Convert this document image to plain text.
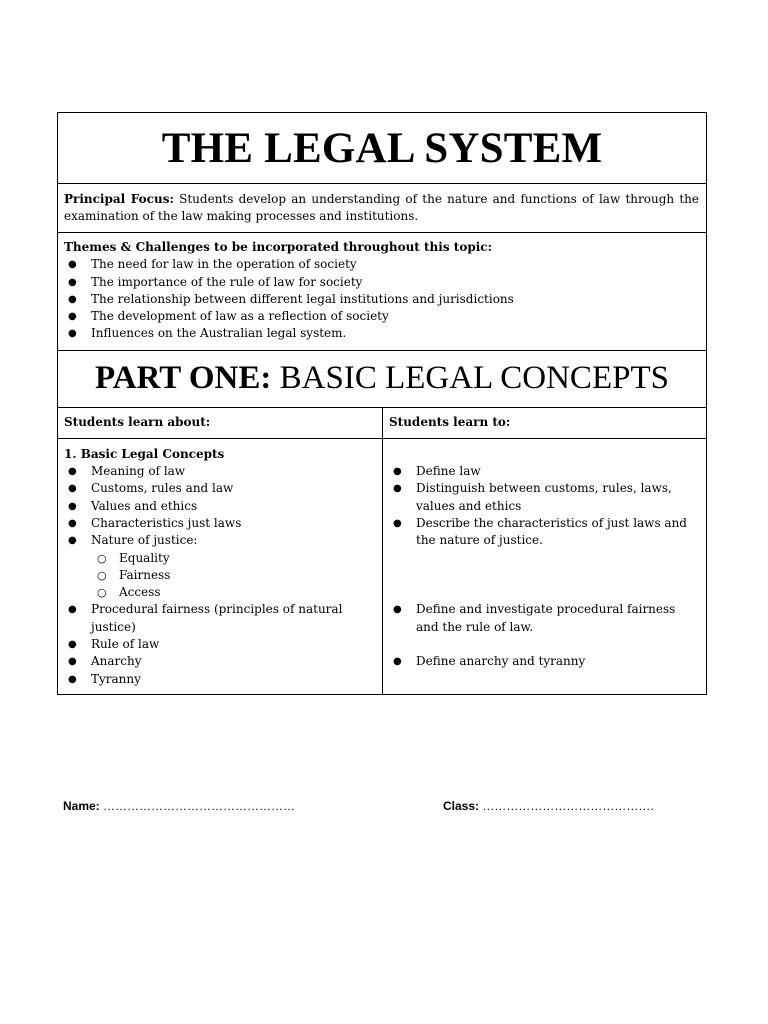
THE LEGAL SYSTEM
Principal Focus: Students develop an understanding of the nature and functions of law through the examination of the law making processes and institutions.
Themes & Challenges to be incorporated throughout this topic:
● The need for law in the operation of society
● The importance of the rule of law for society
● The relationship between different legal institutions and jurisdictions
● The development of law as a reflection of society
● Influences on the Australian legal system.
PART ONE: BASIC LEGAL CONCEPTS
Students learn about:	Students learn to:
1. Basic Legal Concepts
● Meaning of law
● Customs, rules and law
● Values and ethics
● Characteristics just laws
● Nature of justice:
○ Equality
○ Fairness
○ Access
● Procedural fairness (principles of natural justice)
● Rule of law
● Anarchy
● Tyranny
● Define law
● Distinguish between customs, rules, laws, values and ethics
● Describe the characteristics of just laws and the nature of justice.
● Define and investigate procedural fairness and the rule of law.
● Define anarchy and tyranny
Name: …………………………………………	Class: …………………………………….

====

- [Exercise details] Go through the material above and count the lines that contain "between"; answer with the number alone.

- [Completed task] 2